WHAT YOU ARE ASKED TO DO
Write out each line of the listing as it stands, without the images.

RECORDS FOR THIS EXERCISE
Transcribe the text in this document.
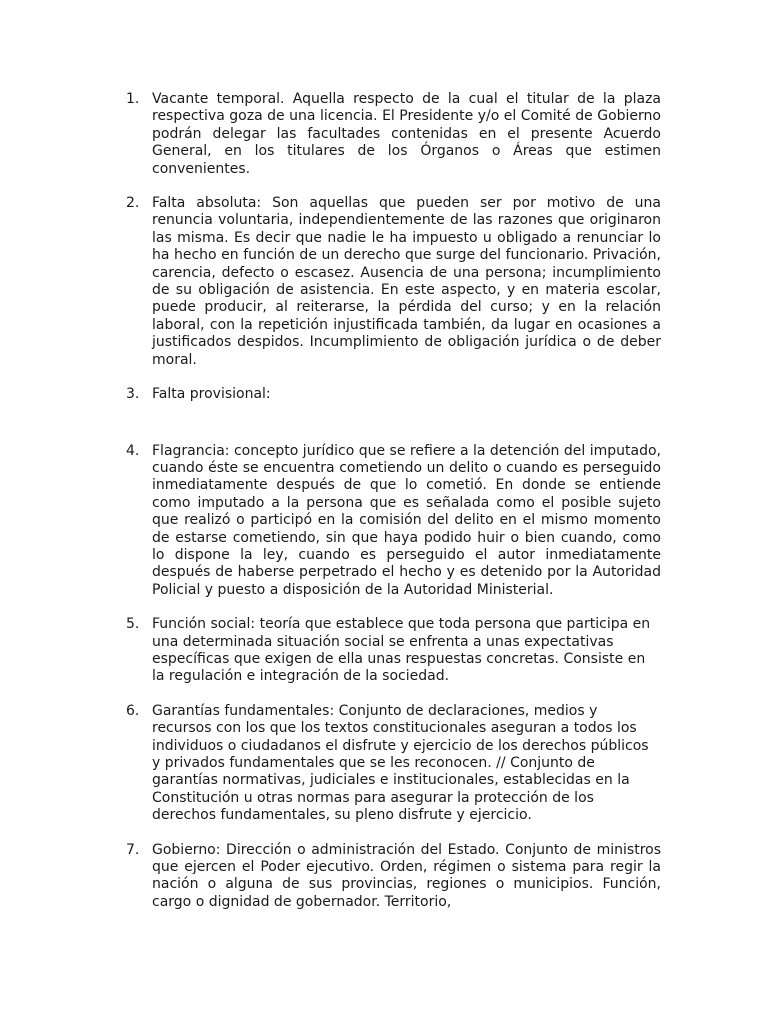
1. Vacante temporal. Aquella respecto de la cual el titular de la plaza respectiva goza de una licencia. El Presidente y/o el Comité de Gobierno podrán delegar las facultades contenidas en el presente Acuerdo General, en los titulares de los Órganos o Áreas que estimen convenientes.
2. Falta absoluta: Son aquellas que pueden ser por motivo de una renuncia voluntaria, independientemente de las razones que originaron las misma. Es decir que nadie le ha impuesto u obligado a renunciar lo ha hecho en función de un derecho que surge del funcionario. Privación, carencia, defecto o escasez. Ausencia de una persona; incumplimiento de su obligación de asistencia. En este aspecto, y en materia escolar, puede producir, al reiterarse, la pérdida del curso; y en la relación laboral, con la repetición injustificada también, da lugar en ocasiones a justificados despidos. Incumplimiento de obligación jurídica o de deber moral.
3. Falta provisional:
4. Flagrancia: concepto jurídico que se refiere a la detención del imputado, cuando éste se encuentra cometiendo un delito o cuando es perseguido inmediatamente después de que lo cometió. En donde se entiende como imputado a la persona que es señalada como el posible sujeto que realizó o participó en la comisión del delito en el mismo momento de estarse cometiendo, sin que haya podido huir o bien cuando, como lo dispone la ley, cuando es perseguido el autor inmediatamente después de haberse perpetrado el hecho y es detenido por la Autoridad Policial y puesto a disposición de la Autoridad Ministerial.
5. Función social: teoría que establece que toda persona que participa en una determinada situación social se enfrenta a unas expectativas específicas que exigen de ella unas respuestas concretas. Consiste en la regulación e integración de la sociedad.
6. Garantías fundamentales: Conjunto de declaraciones, medios y recursos con los que los textos constitucionales aseguran a todos los individuos o ciudadanos el disfrute y ejercicio de los derechos públicos y privados fundamentales que se les reconocen. // Conjunto de garantías normativas, judiciales e institucionales, establecidas en la Constitución u otras normas para asegurar la protección de los derechos fundamentales, su pleno disfrute y ejercicio.
7. Gobierno: Dirección o administración del Estado. Conjunto de ministros que ejercen el Poder ejecutivo. Orden, régimen o sistema para regir la nación o alguna de sus provincias, regiones o municipios. Función, cargo o dignidad de gobernador. Territorio,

PROBLEM SOLUTION
Transcribe the text in this document.
1. Vacante temporal. Aquella respecto de la cual el titular de la plaza respectiva goza de una licencia. El Presidente y/o el Comité de Gobierno podrán delegar las facultades contenidas en el presente Acuerdo General, en los titulares de los Órganos o Áreas que estimen convenientes.
2. Falta absoluta: Son aquellas que pueden ser por motivo de una renuncia voluntaria, independientemente de las razones que originaron las misma. Es decir que nadie le ha impuesto u obligado a renunciar lo ha hecho en función de un derecho que surge del funcionario. Privación, carencia, defecto o escasez. Ausencia de una persona; incumplimiento de su obligación de asistencia. En este aspecto, y en materia escolar, puede producir, al reiterarse, la pérdida del curso; y en la relación laboral, con la repetición injustificada también, da lugar en ocasiones a justificados despidos. Incumplimiento de obligación jurídica o de deber moral.
3. Falta provisional:
4. Flagrancia: concepto jurídico que se refiere a la detención del imputado, cuando éste se encuentra cometiendo un delito o cuando es perseguido inmediatamente después de que lo cometió. En donde se entiende como imputado a la persona que es señalada como el posible sujeto que realizó o participó en la comisión del delito en el mismo momento de estarse cometiendo, sin que haya podido huir o bien cuando, como lo dispone la ley, cuando es perseguido el autor inmediatamente después de haberse perpetrado el hecho y es detenido por la Autoridad Policial y puesto a disposición de la Autoridad Ministerial.
5. Función social: teoría que establece que toda persona que participa en una determinada situación social se enfrenta a unas expectativas específicas que exigen de ella unas respuestas concretas. Consiste en la regulación e integración de la sociedad.
6. Garantías fundamentales: Conjunto de declaraciones, medios y recursos con los que los textos constitucionales aseguran a todos los individuos o ciudadanos el disfrute y ejercicio de los derechos públicos y privados fundamentales que se les reconocen. // Conjunto de garantías normativas, judiciales e institucionales, establecidas en la Constitución u otras normas para asegurar la protección de los derechos fundamentales, su pleno disfrute y ejercicio.
7. Gobierno: Dirección o administración del Estado. Conjunto de ministros que ejercen el Poder ejecutivo. Orden, régimen o sistema para regir la nación o alguna de sus provincias, regiones o municipios. Función, cargo o dignidad de gobernador. Territorio,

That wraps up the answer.